Work required.
Copy out the listing that follows, exact in every word, and skip the images.

Stored data.
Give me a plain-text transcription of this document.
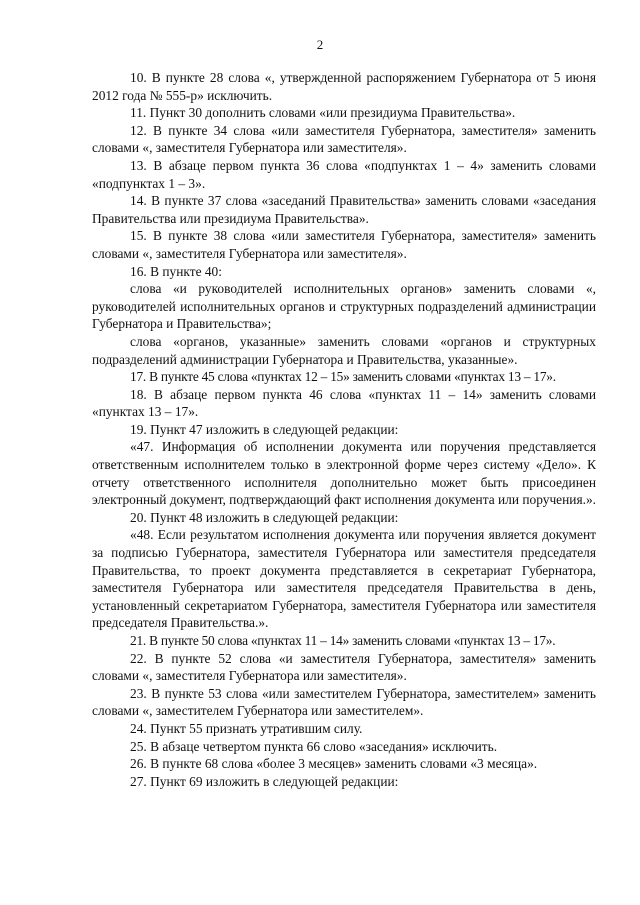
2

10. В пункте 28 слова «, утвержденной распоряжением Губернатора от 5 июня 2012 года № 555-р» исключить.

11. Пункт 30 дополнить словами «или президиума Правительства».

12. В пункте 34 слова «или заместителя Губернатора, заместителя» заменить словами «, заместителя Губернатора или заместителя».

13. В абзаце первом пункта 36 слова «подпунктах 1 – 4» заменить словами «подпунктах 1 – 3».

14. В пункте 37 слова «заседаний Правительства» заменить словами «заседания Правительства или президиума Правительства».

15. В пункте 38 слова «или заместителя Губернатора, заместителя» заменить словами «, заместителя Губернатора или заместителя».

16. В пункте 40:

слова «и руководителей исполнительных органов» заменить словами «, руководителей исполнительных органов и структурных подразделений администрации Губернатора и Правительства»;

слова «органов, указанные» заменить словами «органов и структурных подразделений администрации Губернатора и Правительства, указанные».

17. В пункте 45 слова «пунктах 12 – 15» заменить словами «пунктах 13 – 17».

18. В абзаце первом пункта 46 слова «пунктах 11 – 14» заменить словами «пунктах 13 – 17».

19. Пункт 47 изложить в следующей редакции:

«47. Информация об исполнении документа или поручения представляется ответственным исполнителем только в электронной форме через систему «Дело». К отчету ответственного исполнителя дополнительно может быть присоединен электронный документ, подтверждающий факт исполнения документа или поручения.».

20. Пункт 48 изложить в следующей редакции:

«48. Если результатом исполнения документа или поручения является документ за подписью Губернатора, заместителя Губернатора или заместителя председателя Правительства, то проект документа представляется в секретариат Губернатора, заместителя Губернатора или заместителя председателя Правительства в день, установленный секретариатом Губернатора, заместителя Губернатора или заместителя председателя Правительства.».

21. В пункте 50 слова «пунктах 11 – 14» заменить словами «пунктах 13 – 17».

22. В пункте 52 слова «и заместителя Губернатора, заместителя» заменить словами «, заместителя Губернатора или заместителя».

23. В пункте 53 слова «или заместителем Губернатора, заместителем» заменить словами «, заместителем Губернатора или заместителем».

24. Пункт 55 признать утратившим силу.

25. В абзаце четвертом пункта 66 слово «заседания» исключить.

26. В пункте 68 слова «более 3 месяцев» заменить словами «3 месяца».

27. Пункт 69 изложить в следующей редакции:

Result.
Give me a plain-text transcription of this document.
2

10. В пункте 28 слова «, утвержденной распоряжением Губернатора от 5 июня 2012 года № 555-р» исключить.

11. Пункт 30 дополнить словами «или президиума Правительства».

12. В пункте 34 слова «или заместителя Губернатора, заместителя» заменить словами «, заместителя Губернатора или заместителя».

13. В абзаце первом пункта 36 слова «подпунктах 1 – 4» заменить словами «подпунктах 1 – 3».

14. В пункте 37 слова «заседаний Правительства» заменить словами «заседания Правительства или президиума Правительства».

15. В пункте 38 слова «или заместителя Губернатора, заместителя» заменить словами «, заместителя Губернатора или заместителя».

16. В пункте 40:

слова «и руководителей исполнительных органов» заменить словами «, руководителей исполнительных органов и структурных подразделений администрации Губернатора и Правительства»;

слова «органов, указанные» заменить словами «органов и структурных подразделений администрации Губернатора и Правительства, указанные».

17. В пункте 45 слова «пунктах 12 – 15» заменить словами «пунктах 13 – 17».

18. В абзаце первом пункта 46 слова «пунктах 11 – 14» заменить словами «пунктах 13 – 17».

19. Пункт 47 изложить в следующей редакции:

«47. Информация об исполнении документа или поручения представляется ответственным исполнителем только в электронной форме через систему «Дело». К отчету ответственного исполнителя дополнительно может быть присоединен электронный документ, подтверждающий факт исполнения документа или поручения.».

20. Пункт 48 изложить в следующей редакции:

«48. Если результатом исполнения документа или поручения является документ за подписью Губернатора, заместителя Губернатора или заместителя председателя Правительства, то проект документа представляется в секретариат Губернатора, заместителя Губернатора или заместителя председателя Правительства в день, установленный секретариатом Губернатора, заместителя Губернатора или заместителя председателя Правительства.».

21. В пункте 50 слова «пунктах 11 – 14» заменить словами «пунктах 13 – 17».

22. В пункте 52 слова «и заместителя Губернатора, заместителя» заменить словами «, заместителя Губернатора или заместителя».

23. В пункте 53 слова «или заместителем Губернатора, заместителем» заменить словами «, заместителем Губернатора или заместителем».

24. Пункт 55 признать утратившим силу.

25. В абзаце четвертом пункта 66 слово «заседания» исключить.

26. В пункте 68 слова «более 3 месяцев» заменить словами «3 месяца».

27. Пункт 69 изложить в следующей редакции:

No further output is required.